TASK BRIEF >> Copy each line of the listing below exactly.

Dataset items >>
○ ○ ○ ○ ○ ○ ○
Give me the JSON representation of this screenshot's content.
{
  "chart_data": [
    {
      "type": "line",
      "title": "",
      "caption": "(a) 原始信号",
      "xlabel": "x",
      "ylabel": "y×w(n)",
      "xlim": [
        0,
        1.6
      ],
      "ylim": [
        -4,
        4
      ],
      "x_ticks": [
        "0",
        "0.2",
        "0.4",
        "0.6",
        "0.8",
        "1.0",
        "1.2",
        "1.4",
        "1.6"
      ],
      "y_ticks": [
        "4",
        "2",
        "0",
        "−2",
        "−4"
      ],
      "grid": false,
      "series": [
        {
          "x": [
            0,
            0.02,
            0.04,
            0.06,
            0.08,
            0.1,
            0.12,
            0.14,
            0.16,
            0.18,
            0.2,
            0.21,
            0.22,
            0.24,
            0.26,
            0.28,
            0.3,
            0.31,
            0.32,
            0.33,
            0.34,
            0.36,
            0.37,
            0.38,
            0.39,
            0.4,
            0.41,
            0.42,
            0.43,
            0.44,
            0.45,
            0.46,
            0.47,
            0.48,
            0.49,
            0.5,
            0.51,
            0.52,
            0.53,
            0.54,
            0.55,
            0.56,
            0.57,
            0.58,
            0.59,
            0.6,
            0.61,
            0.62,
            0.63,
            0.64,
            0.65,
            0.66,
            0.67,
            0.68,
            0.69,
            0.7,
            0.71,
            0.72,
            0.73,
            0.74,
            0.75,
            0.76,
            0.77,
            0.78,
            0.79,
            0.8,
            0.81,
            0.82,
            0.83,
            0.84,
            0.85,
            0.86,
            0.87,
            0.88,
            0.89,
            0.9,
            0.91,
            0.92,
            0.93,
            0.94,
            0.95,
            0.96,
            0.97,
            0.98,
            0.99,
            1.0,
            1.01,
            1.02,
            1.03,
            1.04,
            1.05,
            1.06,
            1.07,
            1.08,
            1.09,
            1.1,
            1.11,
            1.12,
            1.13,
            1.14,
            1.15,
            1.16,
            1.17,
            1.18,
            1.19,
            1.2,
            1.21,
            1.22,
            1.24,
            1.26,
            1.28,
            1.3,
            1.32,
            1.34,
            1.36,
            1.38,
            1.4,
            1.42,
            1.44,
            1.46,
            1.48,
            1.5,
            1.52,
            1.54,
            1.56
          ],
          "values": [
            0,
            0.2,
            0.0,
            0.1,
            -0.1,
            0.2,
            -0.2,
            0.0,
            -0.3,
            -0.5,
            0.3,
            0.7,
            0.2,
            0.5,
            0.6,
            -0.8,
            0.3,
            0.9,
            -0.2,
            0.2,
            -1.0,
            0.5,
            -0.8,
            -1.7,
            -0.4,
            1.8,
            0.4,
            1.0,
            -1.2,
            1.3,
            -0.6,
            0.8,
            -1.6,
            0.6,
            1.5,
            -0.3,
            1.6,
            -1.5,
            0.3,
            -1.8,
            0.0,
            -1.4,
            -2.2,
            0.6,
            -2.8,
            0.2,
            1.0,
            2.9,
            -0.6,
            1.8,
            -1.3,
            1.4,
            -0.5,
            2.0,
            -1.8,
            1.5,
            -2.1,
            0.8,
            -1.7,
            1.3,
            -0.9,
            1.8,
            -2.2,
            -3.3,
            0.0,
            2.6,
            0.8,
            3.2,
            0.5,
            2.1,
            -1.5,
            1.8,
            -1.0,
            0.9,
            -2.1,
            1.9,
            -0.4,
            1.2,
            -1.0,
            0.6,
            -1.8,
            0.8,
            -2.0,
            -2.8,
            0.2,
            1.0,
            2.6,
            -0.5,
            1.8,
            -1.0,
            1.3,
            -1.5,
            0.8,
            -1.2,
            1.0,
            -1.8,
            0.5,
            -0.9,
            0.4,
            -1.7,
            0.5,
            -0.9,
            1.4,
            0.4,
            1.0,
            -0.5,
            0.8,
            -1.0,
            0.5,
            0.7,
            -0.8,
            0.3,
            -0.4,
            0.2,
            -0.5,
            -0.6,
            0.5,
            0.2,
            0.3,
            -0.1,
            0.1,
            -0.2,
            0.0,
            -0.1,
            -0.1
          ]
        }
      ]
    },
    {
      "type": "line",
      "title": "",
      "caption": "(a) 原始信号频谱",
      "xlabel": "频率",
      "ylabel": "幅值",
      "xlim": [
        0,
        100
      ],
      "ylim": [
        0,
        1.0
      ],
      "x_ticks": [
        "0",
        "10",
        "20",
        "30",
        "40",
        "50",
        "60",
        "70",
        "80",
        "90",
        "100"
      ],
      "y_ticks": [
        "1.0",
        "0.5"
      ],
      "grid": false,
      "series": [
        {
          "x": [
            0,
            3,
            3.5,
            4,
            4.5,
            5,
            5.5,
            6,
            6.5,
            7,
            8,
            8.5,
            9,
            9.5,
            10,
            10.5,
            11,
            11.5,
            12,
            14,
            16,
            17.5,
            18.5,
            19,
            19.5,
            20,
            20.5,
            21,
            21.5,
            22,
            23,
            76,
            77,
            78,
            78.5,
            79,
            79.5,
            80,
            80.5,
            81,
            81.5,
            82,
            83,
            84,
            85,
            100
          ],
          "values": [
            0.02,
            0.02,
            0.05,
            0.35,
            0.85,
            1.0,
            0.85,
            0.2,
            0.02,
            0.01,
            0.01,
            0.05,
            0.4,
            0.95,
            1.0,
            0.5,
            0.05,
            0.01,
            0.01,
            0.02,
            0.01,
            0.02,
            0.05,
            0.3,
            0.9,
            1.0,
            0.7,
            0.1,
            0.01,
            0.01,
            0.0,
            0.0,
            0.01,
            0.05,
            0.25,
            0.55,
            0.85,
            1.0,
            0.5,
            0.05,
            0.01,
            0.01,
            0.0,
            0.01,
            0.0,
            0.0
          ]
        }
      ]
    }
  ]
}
○ ○ ○ ○ ○ ○ ○
RESULT FOR THIS TASK >>
Give me the JSON representation of this screenshot's content.
{
  "chart_data": [
    {
      "type": "line",
      "title": "",
      "caption": "(a) 原始信号",
      "xlabel": "x",
      "ylabel": "y×w(n)",
      "xlim": [
        0,
        1.6
      ],
      "ylim": [
        -4,
        4
      ],
      "x_ticks": [
        "0",
        "0.2",
        "0.4",
        "0.6",
        "0.8",
        "1.0",
        "1.2",
        "1.4",
        "1.6"
      ],
      "y_ticks": [
        "4",
        "2",
        "0",
        "−2",
        "−4"
      ],
      "grid": false,
      "series": [
        {
          "x": [
            0,
            0.02,
            0.04,
            0.06,
            0.08,
            0.1,
            0.12,
            0.14,
            0.16,
            0.18,
            0.2,
            0.21,
            0.22,
            0.24,
            0.26,
            0.28,
            0.3,
            0.31,
            0.32,
            0.33,
            0.34,
            0.36,
            0.37,
            0.38,
            0.39,
            0.4,
            0.41,
            0.42,
            0.43,
            0.44,
            0.45,
            0.46,
            0.47,
            0.48,
            0.49,
            0.5,
            0.51,
            0.52,
            0.53,
            0.54,
            0.55,
            0.56,
            0.57,
            0.58,
            0.59,
            0.6,
            0.61,
            0.62,
            0.63,
            0.64,
            0.65,
            0.66,
            0.67,
            0.68,
            0.69,
            0.7,
            0.71,
            0.72,
            0.73,
            0.74,
            0.75,
            0.76,
            0.77,
            0.78,
            0.79,
            0.8,
            0.81,
            0.82,
            0.83,
            0.84,
            0.85,
            0.86,
            0.87,
            0.88,
            0.89,
            0.9,
            0.91,
            0.92,
            0.93,
            0.94,
            0.95,
            0.96,
            0.97,
            0.98,
            0.99,
            1.0,
            1.01,
            1.02,
            1.03,
            1.04,
            1.05,
            1.06,
            1.07,
            1.08,
            1.09,
            1.1,
            1.11,
            1.12,
            1.13,
            1.14,
            1.15,
            1.16,
            1.17,
            1.18,
            1.19,
            1.2,
            1.21,
            1.22,
            1.24,
            1.26,
            1.28,
            1.3,
            1.32,
            1.34,
            1.36,
            1.38,
            1.4,
            1.42,
            1.44,
            1.46,
            1.48,
            1.5,
            1.52,
            1.54,
            1.56
          ],
          "values": [
            0,
            0.2,
            0.0,
            0.1,
            -0.1,
            0.2,
            -0.2,
            0.0,
            -0.3,
            -0.5,
            0.3,
            0.7,
            0.2,
            0.5,
            0.6,
            -0.8,
            0.3,
            0.9,
            -0.2,
            0.2,
            -1.0,
            0.5,
            -0.8,
            -1.7,
            -0.4,
            1.8,
            0.4,
            1.0,
            -1.2,
            1.3,
            -0.6,
            0.8,
            -1.6,
            0.6,
            1.5,
            -0.3,
            1.6,
            -1.5,
            0.3,
            -1.8,
            0.0,
            -1.4,
            -2.2,
            0.6,
            -2.8,
            0.2,
            1.0,
            2.9,
            -0.6,
            1.8,
            -1.3,
            1.4,
            -0.5,
            2.0,
            -1.8,
            1.5,
            -2.1,
            0.8,
            -1.7,
            1.3,
            -0.9,
            1.8,
            -2.2,
            -3.3,
            0.0,
            2.6,
            0.8,
            3.2,
            0.5,
            2.1,
            -1.5,
            1.8,
            -1.0,
            0.9,
            -2.1,
            1.9,
            -0.4,
            1.2,
            -1.0,
            0.6,
            -1.8,
            0.8,
            -2.0,
            -2.8,
            0.2,
            1.0,
            2.6,
            -0.5,
            1.8,
            -1.0,
            1.3,
            -1.5,
            0.8,
            -1.2,
            1.0,
            -1.8,
            0.5,
            -0.9,
            0.4,
            -1.7,
            0.5,
            -0.9,
            1.4,
            0.4,
            1.0,
            -0.5,
            0.8,
            -1.0,
            0.5,
            0.7,
            -0.8,
            0.3,
            -0.4,
            0.2,
            -0.5,
            -0.6,
            0.5,
            0.2,
            0.3,
            -0.1,
            0.1,
            -0.2,
            0.0,
            -0.1,
            -0.1
          ]
        }
      ]
    },
    {
      "type": "line",
      "title": "",
      "caption": "(a) 原始信号频谱",
      "xlabel": "频率",
      "ylabel": "幅值",
      "xlim": [
        0,
        100
      ],
      "ylim": [
        0,
        1.0
      ],
      "x_ticks": [
        "0",
        "10",
        "20",
        "30",
        "40",
        "50",
        "60",
        "70",
        "80",
        "90",
        "100"
      ],
      "y_ticks": [
        "1.0",
        "0.5"
      ],
      "grid": false,
      "series": [
        {
          "x": [
            0,
            3,
            3.5,
            4,
            4.5,
            5,
            5.5,
            6,
            6.5,
            7,
            8,
            8.5,
            9,
            9.5,
            10,
            10.5,
            11,
            11.5,
            12,
            14,
            16,
            17.5,
            18.5,
            19,
            19.5,
            20,
            20.5,
            21,
            21.5,
            22,
            23,
            76,
            77,
            78,
            78.5,
            79,
            79.5,
            80,
            80.5,
            81,
            81.5,
            82,
            83,
            84,
            85,
            100
          ],
          "values": [
            0.02,
            0.02,
            0.05,
            0.35,
            0.85,
            1.0,
            0.85,
            0.2,
            0.02,
            0.01,
            0.01,
            0.05,
            0.4,
            0.95,
            1.0,
            0.5,
            0.05,
            0.01,
            0.01,
            0.02,
            0.01,
            0.02,
            0.05,
            0.3,
            0.9,
            1.0,
            0.7,
            0.1,
            0.01,
            0.01,
            0.0,
            0.0,
            0.01,
            0.05,
            0.25,
            0.55,
            0.85,
            1.0,
            0.5,
            0.05,
            0.01,
            0.01,
            0.0,
            0.01,
            0.0,
            0.0
          ]
        }
      ]
    }
  ]
}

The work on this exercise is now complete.